__Aim__
Reproduce verbatim the lines from the start of the records through the line containing "book-title[interactable]: **The Way", including both ends.

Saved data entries
___
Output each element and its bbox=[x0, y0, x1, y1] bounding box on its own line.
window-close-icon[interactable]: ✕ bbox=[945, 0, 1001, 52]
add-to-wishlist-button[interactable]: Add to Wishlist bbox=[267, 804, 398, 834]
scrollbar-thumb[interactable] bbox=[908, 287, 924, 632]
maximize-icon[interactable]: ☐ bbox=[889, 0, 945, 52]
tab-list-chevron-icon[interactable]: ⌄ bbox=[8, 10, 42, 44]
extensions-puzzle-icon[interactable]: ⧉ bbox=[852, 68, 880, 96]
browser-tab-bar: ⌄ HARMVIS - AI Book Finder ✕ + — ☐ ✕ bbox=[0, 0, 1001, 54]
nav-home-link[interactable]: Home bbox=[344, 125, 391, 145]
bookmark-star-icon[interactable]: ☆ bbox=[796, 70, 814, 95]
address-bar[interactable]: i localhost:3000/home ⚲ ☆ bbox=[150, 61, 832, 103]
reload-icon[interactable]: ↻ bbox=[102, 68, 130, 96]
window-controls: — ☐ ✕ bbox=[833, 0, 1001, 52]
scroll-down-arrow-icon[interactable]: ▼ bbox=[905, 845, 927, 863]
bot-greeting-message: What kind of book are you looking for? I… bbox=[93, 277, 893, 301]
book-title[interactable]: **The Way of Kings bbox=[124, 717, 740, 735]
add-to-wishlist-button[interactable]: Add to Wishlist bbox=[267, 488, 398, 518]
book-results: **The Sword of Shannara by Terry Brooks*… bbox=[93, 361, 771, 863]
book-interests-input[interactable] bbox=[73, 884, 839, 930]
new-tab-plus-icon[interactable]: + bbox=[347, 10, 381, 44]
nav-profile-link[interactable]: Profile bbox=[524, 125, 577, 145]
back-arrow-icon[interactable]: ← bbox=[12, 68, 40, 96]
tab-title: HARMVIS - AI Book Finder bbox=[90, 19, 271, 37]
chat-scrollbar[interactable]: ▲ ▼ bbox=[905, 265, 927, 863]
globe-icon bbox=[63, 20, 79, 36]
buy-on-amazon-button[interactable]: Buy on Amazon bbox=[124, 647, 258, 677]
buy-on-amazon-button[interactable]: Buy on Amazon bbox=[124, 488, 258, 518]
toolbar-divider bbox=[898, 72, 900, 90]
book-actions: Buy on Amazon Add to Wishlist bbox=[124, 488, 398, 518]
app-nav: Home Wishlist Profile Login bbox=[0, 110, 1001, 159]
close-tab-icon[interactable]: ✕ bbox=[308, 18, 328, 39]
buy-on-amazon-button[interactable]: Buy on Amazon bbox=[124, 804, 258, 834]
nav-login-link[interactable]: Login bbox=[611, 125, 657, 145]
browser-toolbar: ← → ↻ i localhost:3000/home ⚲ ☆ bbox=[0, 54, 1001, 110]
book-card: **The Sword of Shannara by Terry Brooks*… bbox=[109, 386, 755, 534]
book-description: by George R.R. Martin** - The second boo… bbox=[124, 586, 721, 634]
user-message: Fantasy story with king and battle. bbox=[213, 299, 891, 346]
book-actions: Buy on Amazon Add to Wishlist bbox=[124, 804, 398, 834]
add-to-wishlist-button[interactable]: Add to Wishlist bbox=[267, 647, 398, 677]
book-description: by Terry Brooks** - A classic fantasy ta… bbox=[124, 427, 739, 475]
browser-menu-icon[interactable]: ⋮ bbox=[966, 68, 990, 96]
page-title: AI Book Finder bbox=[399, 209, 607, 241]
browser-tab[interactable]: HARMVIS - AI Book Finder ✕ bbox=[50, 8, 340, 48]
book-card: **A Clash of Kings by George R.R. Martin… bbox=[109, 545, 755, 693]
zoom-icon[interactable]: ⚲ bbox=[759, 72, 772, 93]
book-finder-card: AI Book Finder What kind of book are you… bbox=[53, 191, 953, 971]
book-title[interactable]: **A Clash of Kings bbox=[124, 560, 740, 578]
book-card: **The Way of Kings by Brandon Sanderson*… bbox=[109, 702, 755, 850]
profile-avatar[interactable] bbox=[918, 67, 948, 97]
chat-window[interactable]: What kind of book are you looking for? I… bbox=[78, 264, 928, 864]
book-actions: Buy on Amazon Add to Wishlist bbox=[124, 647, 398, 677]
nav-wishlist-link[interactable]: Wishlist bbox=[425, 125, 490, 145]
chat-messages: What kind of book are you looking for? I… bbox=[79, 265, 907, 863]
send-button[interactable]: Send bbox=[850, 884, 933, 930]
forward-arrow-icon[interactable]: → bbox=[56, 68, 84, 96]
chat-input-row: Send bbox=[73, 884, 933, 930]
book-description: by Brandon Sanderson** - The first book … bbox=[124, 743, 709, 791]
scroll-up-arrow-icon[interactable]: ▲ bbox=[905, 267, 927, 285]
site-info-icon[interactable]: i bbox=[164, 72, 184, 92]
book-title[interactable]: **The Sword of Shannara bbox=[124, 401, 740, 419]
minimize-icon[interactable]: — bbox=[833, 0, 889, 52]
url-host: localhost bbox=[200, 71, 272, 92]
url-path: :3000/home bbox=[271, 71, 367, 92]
___
__Full solution__
Output each element and its bbox=[x0, y0, x1, y1] bounding box on its own line.
window-close-icon[interactable]: ✕ bbox=[945, 0, 1001, 52]
add-to-wishlist-button[interactable]: Add to Wishlist bbox=[267, 804, 398, 834]
scrollbar-thumb[interactable] bbox=[908, 287, 924, 632]
maximize-icon[interactable]: ☐ bbox=[889, 0, 945, 52]
tab-list-chevron-icon[interactable]: ⌄ bbox=[8, 10, 42, 44]
extensions-puzzle-icon[interactable]: ⧉ bbox=[852, 68, 880, 96]
browser-tab-bar: ⌄ HARMVIS - AI Book Finder ✕ + — ☐ ✕ bbox=[0, 0, 1001, 54]
nav-home-link[interactable]: Home bbox=[344, 125, 391, 145]
bookmark-star-icon[interactable]: ☆ bbox=[796, 70, 814, 95]
address-bar[interactable]: i localhost:3000/home ⚲ ☆ bbox=[150, 61, 832, 103]
reload-icon[interactable]: ↻ bbox=[102, 68, 130, 96]
window-controls: — ☐ ✕ bbox=[833, 0, 1001, 52]
scroll-down-arrow-icon[interactable]: ▼ bbox=[905, 845, 927, 863]
bot-greeting-message: What kind of book are you looking for? I… bbox=[93, 277, 893, 301]
book-title[interactable]: **The Way of Kings bbox=[124, 717, 740, 735]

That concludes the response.